§ Aim
Transcribe the material below exactly as it appears.
[BEGIN Record excerpts]
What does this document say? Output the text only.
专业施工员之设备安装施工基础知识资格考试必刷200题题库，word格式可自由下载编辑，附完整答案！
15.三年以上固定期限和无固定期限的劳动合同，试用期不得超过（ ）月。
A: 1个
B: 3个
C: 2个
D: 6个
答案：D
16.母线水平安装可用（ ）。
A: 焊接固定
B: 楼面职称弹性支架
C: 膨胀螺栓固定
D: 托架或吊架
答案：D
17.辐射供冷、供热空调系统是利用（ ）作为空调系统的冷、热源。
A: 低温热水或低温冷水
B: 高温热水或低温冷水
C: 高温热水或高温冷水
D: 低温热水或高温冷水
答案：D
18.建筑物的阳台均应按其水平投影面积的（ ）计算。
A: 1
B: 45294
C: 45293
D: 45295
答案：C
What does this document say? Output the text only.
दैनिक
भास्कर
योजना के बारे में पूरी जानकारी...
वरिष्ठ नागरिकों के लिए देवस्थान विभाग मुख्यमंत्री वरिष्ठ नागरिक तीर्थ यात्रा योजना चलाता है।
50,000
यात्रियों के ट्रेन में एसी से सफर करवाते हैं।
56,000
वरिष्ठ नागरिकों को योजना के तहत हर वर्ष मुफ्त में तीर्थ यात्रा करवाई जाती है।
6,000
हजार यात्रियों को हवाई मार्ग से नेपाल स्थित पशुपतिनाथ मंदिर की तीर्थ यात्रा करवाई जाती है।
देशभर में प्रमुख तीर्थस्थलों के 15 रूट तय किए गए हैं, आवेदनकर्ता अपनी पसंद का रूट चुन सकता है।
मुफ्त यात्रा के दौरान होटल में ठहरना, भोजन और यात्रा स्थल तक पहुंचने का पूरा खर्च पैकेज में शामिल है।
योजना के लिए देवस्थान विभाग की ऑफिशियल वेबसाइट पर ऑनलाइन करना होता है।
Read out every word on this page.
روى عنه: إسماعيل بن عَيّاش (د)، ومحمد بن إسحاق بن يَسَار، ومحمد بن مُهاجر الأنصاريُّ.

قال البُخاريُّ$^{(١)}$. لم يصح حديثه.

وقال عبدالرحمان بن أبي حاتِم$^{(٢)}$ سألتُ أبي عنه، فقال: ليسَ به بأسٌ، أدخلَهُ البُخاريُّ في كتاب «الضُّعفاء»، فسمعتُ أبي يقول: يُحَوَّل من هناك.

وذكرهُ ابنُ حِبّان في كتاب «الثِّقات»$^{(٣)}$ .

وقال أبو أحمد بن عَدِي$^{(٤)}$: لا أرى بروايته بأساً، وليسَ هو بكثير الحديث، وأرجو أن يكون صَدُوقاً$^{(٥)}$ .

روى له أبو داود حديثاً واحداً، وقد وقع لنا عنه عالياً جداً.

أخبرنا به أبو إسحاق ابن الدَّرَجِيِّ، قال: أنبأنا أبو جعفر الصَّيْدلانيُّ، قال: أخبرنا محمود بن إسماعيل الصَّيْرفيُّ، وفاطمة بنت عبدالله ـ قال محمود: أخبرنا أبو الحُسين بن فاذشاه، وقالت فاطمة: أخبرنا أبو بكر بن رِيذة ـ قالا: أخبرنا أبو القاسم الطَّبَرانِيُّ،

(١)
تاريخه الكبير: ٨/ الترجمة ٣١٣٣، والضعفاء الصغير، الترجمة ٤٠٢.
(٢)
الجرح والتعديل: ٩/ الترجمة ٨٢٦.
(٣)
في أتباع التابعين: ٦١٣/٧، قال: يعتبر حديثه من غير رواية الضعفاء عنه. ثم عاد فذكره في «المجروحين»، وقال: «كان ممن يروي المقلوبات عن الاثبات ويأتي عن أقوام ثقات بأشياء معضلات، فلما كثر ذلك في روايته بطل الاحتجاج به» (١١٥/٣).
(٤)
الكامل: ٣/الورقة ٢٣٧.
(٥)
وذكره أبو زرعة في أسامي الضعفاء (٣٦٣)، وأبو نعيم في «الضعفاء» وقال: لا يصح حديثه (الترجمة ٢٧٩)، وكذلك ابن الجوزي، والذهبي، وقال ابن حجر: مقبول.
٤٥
[END Record excerpts]
§ Written response
What does this document say? Output the text only.
专业施工员之设备安装施工基础知识资格考试必刷200题题库，word格式可自由下载编辑，附完整答案！
15.三年以上固定期限和无固定期限的劳动合同，试用期不得超过（ ）月。
A: 1个
B: 3个
C: 2个
D: 6个
答案：D
16.母线水平安装可用（ ）。
A: 焊接固定
B: 楼面职称弹性支架
C: 膨胀螺栓固定
D: 托架或吊架
答案：D
17.辐射供冷、供热空调系统是利用（ ）作为空调系统的冷、热源。
A: 低温热水或低温冷水
B: 高温热水或低温冷水
C: 高温热水或高温冷水
D: 低温热水或高温冷水
答案：D
18.建筑物的阳台均应按其水平投影面积的（ ）计算。
A: 1
B: 45294
C: 45293
D: 45295
答案：C
What does this document say? Output the text only.
दैनिक
भास्कर
योजना के बारे में पूरी जानकारी...
वरिष्ठ नागरिकों के लिए देवस्थान विभाग मुख्यमंत्री वरिष्ठ नागरिक तीर्थ यात्रा योजना चलाता है।
50,000
यात्रियों के ट्रेन में एसी से सफर करवाते हैं।
56,000
वरिष्ठ नागरिकों को योजना के तहत हर वर्ष मुफ्त में तीर्थ यात्रा करवाई जाती है।
6,000
हजार यात्रियों को हवाई मार्ग से नेपाल स्थित पशुपतिनाथ मंदिर की तीर्थ यात्रा करवाई जाती है।
देशभर में प्रमुख तीर्थस्थलों के 15 रूट तय किए गए हैं, आवेदनकर्ता अपनी पसंद का रूट चुन सकता है।
मुफ्त यात्रा के दौरान होटल में ठहरना, भोजन और यात्रा स्थल तक पहुंचने का पूरा खर्च पैकेज में शामिल है।
योजना के लिए देवस्थान विभाग की ऑफिशियल वेबसाइट पर ऑनलाइन करना होता है।
Read out every word on this page.
روى عنه: إسماعيل بن عَيّاش (د)، ومحمد بن إسحاق بن يَسَار، ومحمد بن مُهاجر الأنصاريُّ.

قال البُخاريُّ$^{(١)}$. لم يصح حديثه.

وقال عبدالرحمان بن أبي حاتِم$^{(٢)}$ سألتُ أبي عنه، فقال: ليسَ به بأسٌ، أدخلَهُ البُخاريُّ في كتاب «الضُّعفاء»، فسمعتُ أبي يقول: يُحَوَّل من هناك.

وذكرهُ ابنُ حِبّان في كتاب «الثِّقات»$^{(٣)}$ .

وقال أبو أحمد بن عَدِي$^{(٤)}$: لا أرى بروايته بأساً، وليسَ هو بكثير الحديث، وأرجو أن يكون صَدُوقاً$^{(٥)}$ .

روى له أبو داود حديثاً واحداً، وقد وقع لنا عنه عالياً جداً.

أخبرنا به أبو إسحاق ابن الدَّرَجِيِّ، قال: أنبأنا أبو جعفر الصَّيْدلانيُّ، قال: أخبرنا محمود بن إسماعيل الصَّيْرفيُّ، وفاطمة بنت عبدالله ـ قال محمود: أخبرنا أبو الحُسين بن فاذشاه، وقالت فاطمة: أخبرنا أبو بكر بن رِيذة ـ قالا: أخبرنا أبو القاسم الطَّبَرانِيُّ،

(١)
تاريخه الكبير: ٨/ الترجمة ٣١٣٣، والضعفاء الصغير، الترجمة ٤٠٢.
(٢)
الجرح والتعديل: ٩/ الترجمة ٨٢٦.
(٣)
في أتباع التابعين: ٦١٣/٧، قال: يعتبر حديثه من غير رواية الضعفاء عنه. ثم عاد فذكره في «المجروحين»، وقال: «كان ممن يروي المقلوبات عن الاثبات ويأتي عن أقوام ثقات بأشياء معضلات، فلما كثر ذلك في روايته بطل الاحتجاج به» (١١٥/٣).
(٤)
الكامل: ٣/الورقة ٢٣٧.
(٥)
وذكره أبو زرعة في أسامي الضعفاء (٣٦٣)، وأبو نعيم في «الضعفاء» وقال: لا يصح حديثه (الترجمة ٢٧٩)، وكذلك ابن الجوزي، والذهبي، وقال ابن حجر: مقبول.
٤٥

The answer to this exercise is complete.